-- begin Excerpt --

The winds are forecasted to be NE and NNE at 10 mph. How rough would South Bay be under those conditions?

I was thinking of fishing the drains and areas where it drops off in South Bay. Are there any other areas I should try?


Ouch, it's going to be windy. Tomorrow is clearly going to be your best day.

I saw you're post on on the book of faces Bite Me group, a lot of good advice. One thing I saw and it's worth repeating is it's the opening weekend of teal season. I would use caution if you're fishing within LHL as there are many blinds and the air boat traffic could be high. Be especially careful going through cuts between lakes. When paddling around duck blinds make sure there aren't decoys out and give as wide of a berth as possible.

Water levels are looking OK for LHL as long as the tides don't fall farther down, which could happen with a consistent north wind. Shallow water means smaller chop in high winds, but kayaks are displacement hulls and although they can get very shallow actually become difficult to paddle in very shallow water. There is a balance. Also, I'm not sure where you read on TKF that tides don't matter in LHL, but that is bad information. Tide levels are important because if they're too low most of LHL will be inaccessible. As it stands right now it should be OK depth wise.

-- end Excerpt --

| What you will do |
A) Repeat the fishing post word for word, beginning at the words "The winds are" and stopping after the words "your best day.".
B) According to the fishing post, the opening weekend of which hunting season falls on the planned trip?
C) Carry the fishing post on from its last sentence, writing the next part in the same voice.
The material after the fishing post isn't needed here.

-- begin Available data --

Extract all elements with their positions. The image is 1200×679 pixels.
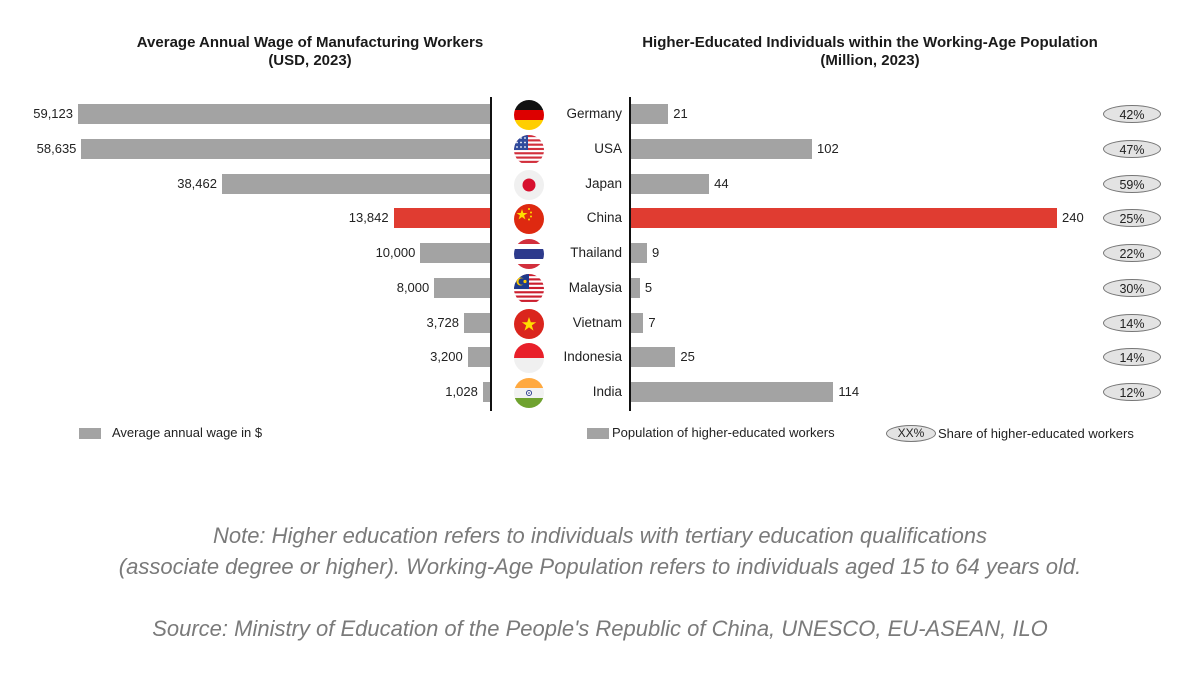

-- end Available data --

| Outputs for the tasks |
A)
The winds are forecasted to be NE and NNE at 10 mph. How rough would South Bay be under those conditions?

I was thinking of fishing the drains and areas where it drops off in South Bay. Are there any other areas I should try?


Ouch, it's going to be windy. Tomorrow is clearly going to be your best day.

B) Teal season.

C)
The smaller sized lakes when accessing LHL from #1 is a good option. The first part has quite a bit of oyster, so be careful through there. Won't be much trout action in the lakes, but you could always make your way to the drains into the Lydia Ann Channel. Tides are falling all day so be mindful of that.

Another option is fishing East Flats over in Port Aransas. Launching from Island Moorings Marina and paddling up the Channel to the flats you can hide behind the houses and mangroves from the North winds you'll see this weekend.

Image

The flat in green is my favorite. You enter from drain on the north side. This would be a good spot to fish on a falling tide as it's a main drain for the area and is covered in oyster shell. There is a duck blind nearby, so check to see if anyone has decoys out. Setup drifts into Pelone Island throwing topwaters or wake baits. Water should be knee-ish deep and is mostly composed of grass with most shell in that spot near the drain on the north. From here you can access the deeper waters of East flats for trout, but you'll be more exposed and it's more paddling.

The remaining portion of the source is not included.